What you need to do
Each entry should be quoted word for word, including every mark of punctuation.
____ Data in this exercise
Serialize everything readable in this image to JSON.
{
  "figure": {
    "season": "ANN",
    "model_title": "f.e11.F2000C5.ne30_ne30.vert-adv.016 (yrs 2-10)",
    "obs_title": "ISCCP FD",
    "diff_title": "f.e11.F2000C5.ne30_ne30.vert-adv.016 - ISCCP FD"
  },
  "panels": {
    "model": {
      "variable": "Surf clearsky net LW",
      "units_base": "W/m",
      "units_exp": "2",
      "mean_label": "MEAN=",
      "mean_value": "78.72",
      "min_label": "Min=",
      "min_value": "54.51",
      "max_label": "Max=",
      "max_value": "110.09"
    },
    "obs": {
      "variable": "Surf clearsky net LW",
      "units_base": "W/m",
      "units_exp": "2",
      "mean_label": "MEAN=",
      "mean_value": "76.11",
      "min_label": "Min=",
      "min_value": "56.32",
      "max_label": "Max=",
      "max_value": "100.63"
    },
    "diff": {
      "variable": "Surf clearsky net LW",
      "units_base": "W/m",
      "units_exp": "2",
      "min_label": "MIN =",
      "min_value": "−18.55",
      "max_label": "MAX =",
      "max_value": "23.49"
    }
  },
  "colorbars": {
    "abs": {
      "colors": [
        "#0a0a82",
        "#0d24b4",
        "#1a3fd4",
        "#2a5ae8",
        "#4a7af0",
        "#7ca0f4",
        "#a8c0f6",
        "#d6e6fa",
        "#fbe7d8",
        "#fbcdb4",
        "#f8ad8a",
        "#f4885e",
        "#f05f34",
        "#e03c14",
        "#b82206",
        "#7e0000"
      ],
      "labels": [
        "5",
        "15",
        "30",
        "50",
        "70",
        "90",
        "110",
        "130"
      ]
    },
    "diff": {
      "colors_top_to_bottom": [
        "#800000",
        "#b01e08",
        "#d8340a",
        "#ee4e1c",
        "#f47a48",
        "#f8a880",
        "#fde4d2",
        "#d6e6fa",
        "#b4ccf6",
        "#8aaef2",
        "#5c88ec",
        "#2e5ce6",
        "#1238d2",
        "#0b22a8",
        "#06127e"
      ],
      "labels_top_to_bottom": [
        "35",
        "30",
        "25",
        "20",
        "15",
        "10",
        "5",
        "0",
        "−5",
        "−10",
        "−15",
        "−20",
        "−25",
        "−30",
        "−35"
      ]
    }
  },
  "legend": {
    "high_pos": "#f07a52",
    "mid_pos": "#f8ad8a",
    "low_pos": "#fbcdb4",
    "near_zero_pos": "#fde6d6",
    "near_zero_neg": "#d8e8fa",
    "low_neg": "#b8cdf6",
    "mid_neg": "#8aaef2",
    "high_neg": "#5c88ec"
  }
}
________
Task answer
Serialize everything readable in this image to JSON.
{
  "figure": {
    "season": "ANN",
    "model_title": "f.e11.F2000C5.ne30_ne30.vert-adv.016 (yrs 2-10)",
    "obs_title": "ISCCP FD",
    "diff_title": "f.e11.F2000C5.ne30_ne30.vert-adv.016 - ISCCP FD"
  },
  "panels": {
    "model": {
      "variable": "Surf clearsky net LW",
      "units_base": "W/m",
      "units_exp": "2",
      "mean_label": "MEAN=",
      "mean_value": "78.72",
      "min_label": "Min=",
      "min_value": "54.51",
      "max_label": "Max=",
      "max_value": "110.09"
    },
    "obs": {
      "variable": "Surf clearsky net LW",
      "units_base": "W/m",
      "units_exp": "2",
      "mean_label": "MEAN=",
      "mean_value": "76.11",
      "min_label": "Min=",
      "min_value": "56.32",
      "max_label": "Max=",
      "max_value": "100.63"
    },
    "diff": {
      "variable": "Surf clearsky net LW",
      "units_base": "W/m",
      "units_exp": "2",
      "min_label": "MIN =",
      "min_value": "−18.55",
      "max_label": "MAX =",
      "max_value": "23.49"
    }
  },
  "colorbars": {
    "abs": {
      "colors": [
        "#0a0a82",
        "#0d24b4",
        "#1a3fd4",
        "#2a5ae8",
        "#4a7af0",
        "#7ca0f4",
        "#a8c0f6",
        "#d6e6fa",
        "#fbe7d8",
        "#fbcdb4",
        "#f8ad8a",
        "#f4885e",
        "#f05f34",
        "#e03c14",
        "#b82206",
        "#7e0000"
      ],
      "labels": [
        "5",
        "15",
        "30",
        "50",
        "70",
        "90",
        "110",
        "130"
      ]
    },
    "diff": {
      "colors_top_to_bottom": [
        "#800000",
        "#b01e08",
        "#d8340a",
        "#ee4e1c",
        "#f47a48",
        "#f8a880",
        "#fde4d2",
        "#d6e6fa",
        "#b4ccf6",
        "#8aaef2",
        "#5c88ec",
        "#2e5ce6",
        "#1238d2",
        "#0b22a8",
        "#06127e"
      ],
      "labels_top_to_bottom": [
        "35",
        "30",
        "25",
        "20",
        "15",
        "10",
        "5",
        "0",
        "−5",
        "−10",
        "−15",
        "−20",
        "−25",
        "−30",
        "−35"
      ]
    }
  },
  "legend": {
    "high_pos": "#f07a52",
    "mid_pos": "#f8ad8a",
    "low_pos": "#fbcdb4",
    "near_zero_pos": "#fde6d6",
    "near_zero_neg": "#d8e8fa",
    "low_neg": "#b8cdf6",
    "mid_neg": "#8aaef2",
    "high_neg": "#5c88ec"
  }
}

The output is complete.